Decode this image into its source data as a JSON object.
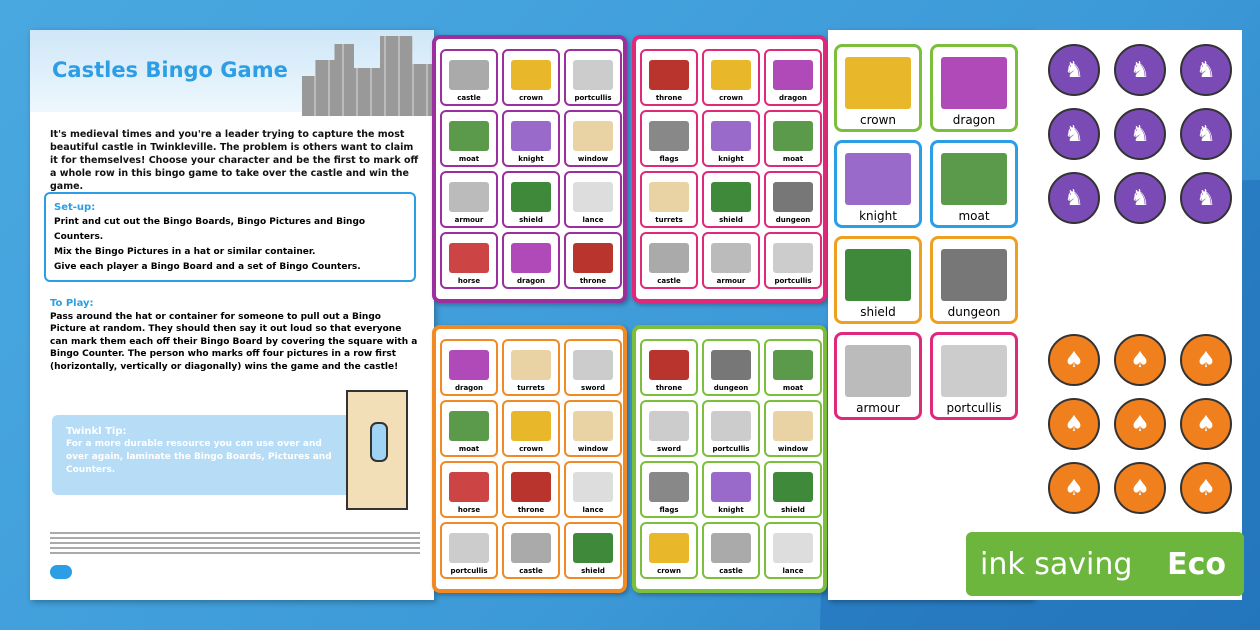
{
  "sheet": {
    "title": "Castles Bingo Game",
    "intro": "It's medieval times and you're a leader trying to capture the most beautiful castle in Twinkleville. The problem is others want to claim it for themselves! Choose your character and be the first to mark off a whole row in this bingo game to take over the castle and win the game.",
    "setup_heading": "Set-up:",
    "setup": [
      "Print and cut out the Bingo Boards, Bingo Pictures and Bingo Counters.",
      "Mix the Bingo Pictures in a hat or similar container.",
      "Give each player a Bingo Board and a set of Bingo Counters."
    ],
    "play_heading": "To Play:",
    "play": "Pass around the hat or container for someone to pull out a Bingo Picture at random. They should then say it out loud so that everyone can mark them each off their Bingo Board by covering the square with a Bingo Counter. The person who marks off four pictures in a row first (horizontally, vertically or diagonally) wins the game and the castle!",
    "tip_heading": "Twinkl Tip:",
    "tip": "For a more durable resource you can use over and over again, laminate the Bingo Boards, Pictures and Counters."
  },
  "boards": [
    {
      "color": "#9b2f9e",
      "cells": [
        "castle",
        "crown",
        "portcullis",
        "moat",
        "knight",
        "window",
        "armour",
        "shield",
        "lance",
        "horse",
        "dragon",
        "throne"
      ]
    },
    {
      "color": "#e0297a",
      "cells": [
        "throne",
        "crown",
        "dragon",
        "flags",
        "knight",
        "moat",
        "turrets",
        "shield",
        "dungeon",
        "castle",
        "armour",
        "portcullis"
      ]
    },
    {
      "color": "#f08a24",
      "cells": [
        "dragon",
        "turrets",
        "sword",
        "moat",
        "crown",
        "window",
        "horse",
        "throne",
        "lance",
        "portcullis",
        "castle",
        "shield"
      ]
    },
    {
      "color": "#7cbf3c",
      "cells": [
        "throne",
        "dungeon",
        "moat",
        "sword",
        "portcullis",
        "window",
        "flags",
        "knight",
        "shield",
        "crown",
        "castle",
        "lance"
      ]
    }
  ],
  "cards": [
    {
      "label": "crown",
      "color": "#7cbf3c"
    },
    {
      "label": "dragon",
      "color": "#7cbf3c"
    },
    {
      "label": "knight",
      "color": "#2b9ee6"
    },
    {
      "label": "moat",
      "color": "#2b9ee6"
    },
    {
      "label": "shield",
      "color": "#f0a020"
    },
    {
      "label": "dungeon",
      "color": "#f0a020"
    },
    {
      "label": "armour",
      "color": "#e0297a"
    },
    {
      "label": "portcullis",
      "color": "#e0297a"
    }
  ],
  "counters": {
    "purple": "#7a4bb5",
    "orange": "#f07f1e"
  },
  "badge": {
    "left": "ink saving",
    "right": "Eco"
  }
}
☆ ☆ ☆ ☆ ☆ ☆ ☆
● **What is being asked**
Gather all lines from the records above in which "container" appears.

● **Written answer**
      "Mix the Bingo Pictures in a hat or similar container.",
    "play": "Pass around the hat or container for someone to pull out a Bingo Picture at random. They should then say it out loud so that everyone can mark them each off their Bingo Board by covering the square with a Bingo Counter. The person who marks off four pictures in a row first (horizontally, vertically or diagonally) wins the game and the castle!",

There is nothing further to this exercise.